### To be done
Copy out the data exactly, leaving the pictures behind.

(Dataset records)
# # #

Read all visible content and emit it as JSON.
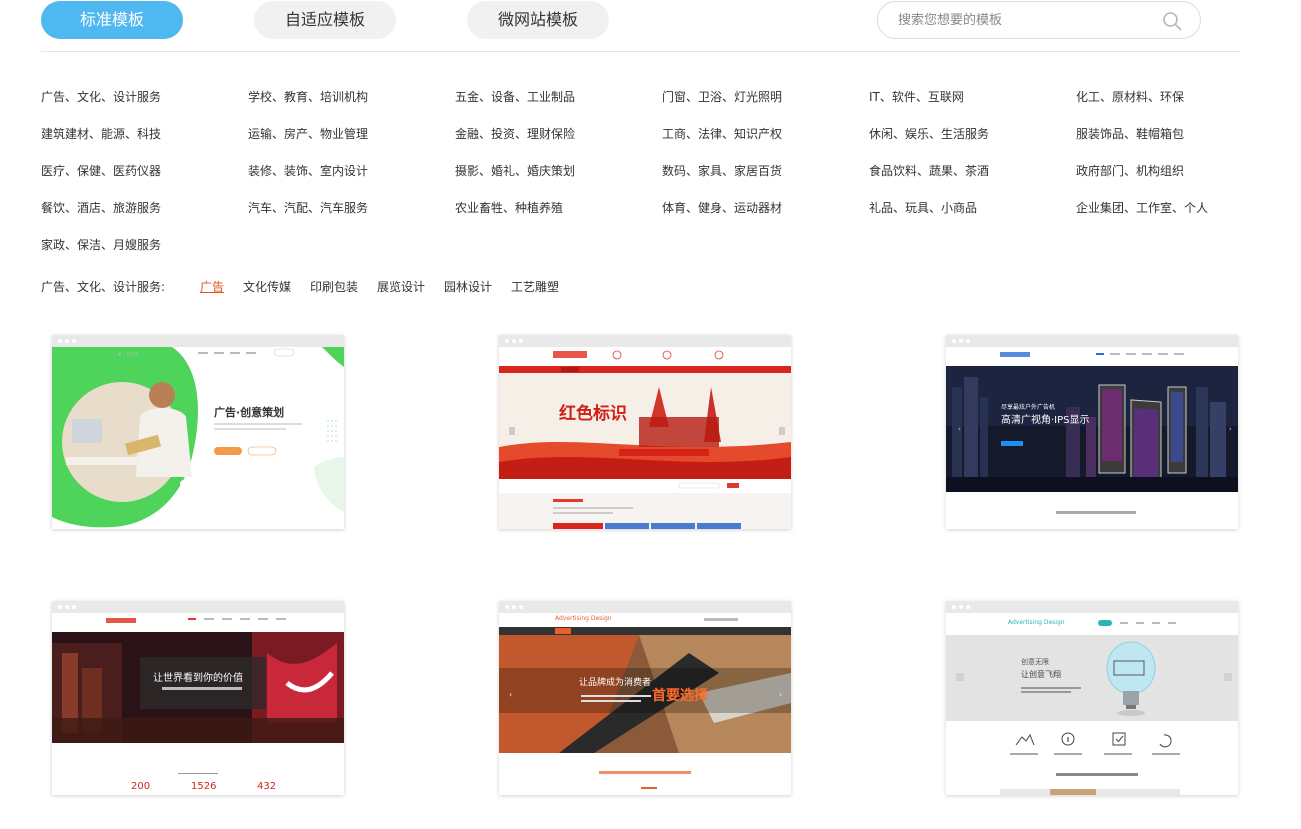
{
  "tabs": [
    {
      "label": "标准模板"
    },
    {
      "label": "自适应模板"
    },
    {
      "label": "微网站模板"
    }
  ],
  "search": {
    "placeholder": "搜索您想要的模板"
  },
  "categories": [
    "广告、文化、设计服务",
    "学校、教育、培训机构",
    "五金、设备、工业制品",
    "门窗、卫浴、灯光照明",
    "IT、软件、互联网",
    "化工、原材料、环保",
    "建筑建材、能源、科技",
    "运输、房产、物业管理",
    "金融、投资、理财保险",
    "工商、法律、知识产权",
    "休闲、娱乐、生活服务",
    "服装饰品、鞋帽箱包",
    "医疗、保健、医药仪器",
    "装修、装饰、室内设计",
    "摄影、婚礼、婚庆策划",
    "数码、家具、家居百货",
    "食品饮料、蔬果、茶酒",
    "政府部门、机构组织",
    "餐饮、酒店、旅游服务",
    "汽车、汽配、汽车服务",
    "农业畜牲、种植养殖",
    "体育、健身、运动器材",
    "礼品、玩具、小商品",
    "企业集团、工作室、个人",
    "家政、保洁、月嫂服务"
  ],
  "filter": {
    "label": "广告、文化、设计服务:",
    "items": [
      "广告",
      "文化传媒",
      "印刷包装",
      "展览设计",
      "园林设计",
      "工艺雕塑"
    ],
    "active": "广告"
  },
  "templates": [
    {
      "headline": "广告·创意策划"
    },
    {
      "headline": "红色标识"
    },
    {
      "headline": "高清广视角·IPS显示",
      "kicker": "尽享最炫户外广告机"
    },
    {
      "headline": "让世界看到你的价值",
      "stats": [
        "200",
        "1526",
        "432"
      ]
    },
    {
      "headline": "首要选择",
      "lead": "让品牌成为消费者",
      "brand": "Advertising Design"
    },
    {
      "headline": "让创意飞翔",
      "lead": "创意无限",
      "brand": "Advertising Design"
    }
  ],
  "colors": {
    "accent": "#4fb8f0",
    "active_filter": "#e2531b"
  }
}
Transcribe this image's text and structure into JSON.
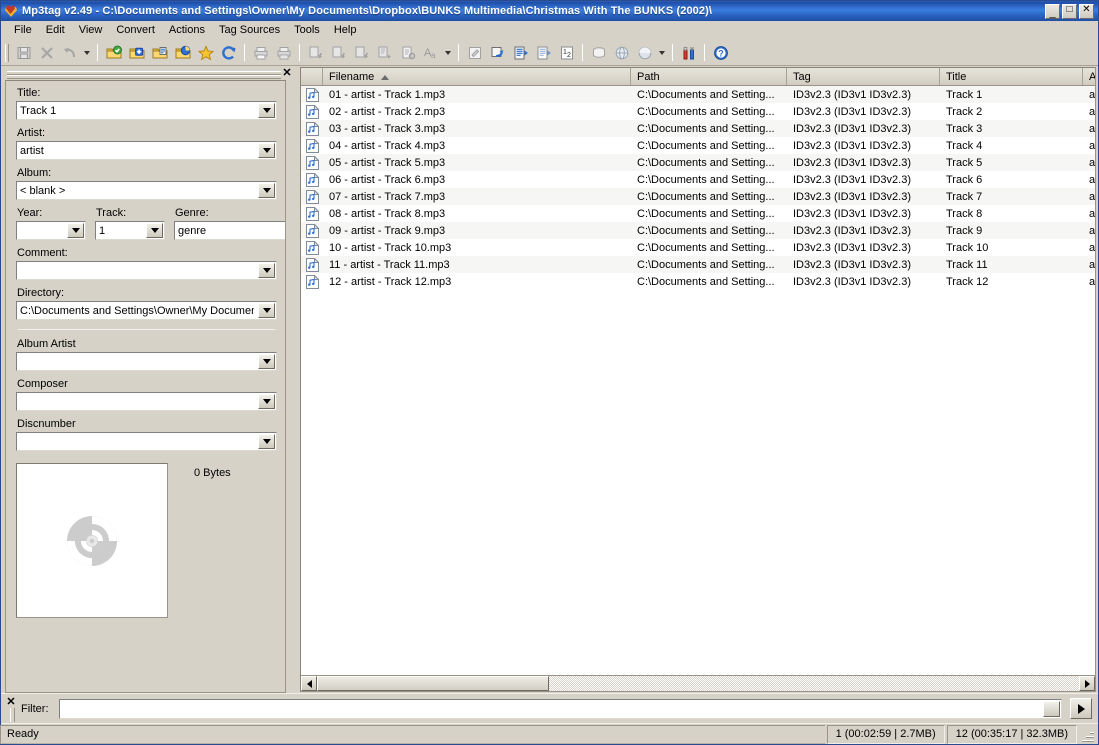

# # #

### Output of the exercise
Read all visible content and emit it as JSON.
{
  "tabs": [
    {
      "label": "标准模板"
    },
    {
      "label": "自适应模板"
    },
    {
      "label": "微网站模板"
    }
  ],
  "search": {
    "placeholder": "搜索您想要的模板"
  },
  "categories": [
    "广告、文化、设计服务",
    "学校、教育、培训机构",
    "五金、设备、工业制品",
    "门窗、卫浴、灯光照明",
    "IT、软件、互联网",
    "化工、原材料、环保",
    "建筑建材、能源、科技",
    "运输、房产、物业管理",
    "金融、投资、理财保险",
    "工商、法律、知识产权",
    "休闲、娱乐、生活服务",
    "服装饰品、鞋帽箱包",
    "医疗、保健、医药仪器",
    "装修、装饰、室内设计",
    "摄影、婚礼、婚庆策划",
    "数码、家具、家居百货",
    "食品饮料、蔬果、茶酒",
    "政府部门、机构组织",
    "餐饮、酒店、旅游服务",
    "汽车、汽配、汽车服务",
    "农业畜牲、种植养殖",
    "体育、健身、运动器材",
    "礼品、玩具、小商品",
    "企业集团、工作室、个人",
    "家政、保洁、月嫂服务"
  ],
  "filter": {
    "label": "广告、文化、设计服务:",
    "items": [
      "广告",
      "文化传媒",
      "印刷包装",
      "展览设计",
      "园林设计",
      "工艺雕塑"
    ],
    "active": "广告"
  },
  "templates": [
    {
      "headline": "广告·创意策划"
    },
    {
      "headline": "红色标识"
    },
    {
      "headline": "高清广视角·IPS显示",
      "kicker": "尽享最炫户外广告机"
    },
    {
      "headline": "让世界看到你的价值",
      "stats": [
        "200",
        "1526",
        "432"
      ]
    },
    {
      "headline": "首要选择",
      "lead": "让品牌成为消费者",
      "brand": "Advertising Design"
    },
    {
      "headline": "让创意飞翔",
      "lead": "创意无限",
      "brand": "Advertising Design"
    }
  ],
  "colors": {
    "accent": "#4fb8f0",
    "active_filter": "#e2531b"
  }
}
Transcribe this image's text and structure into JSON.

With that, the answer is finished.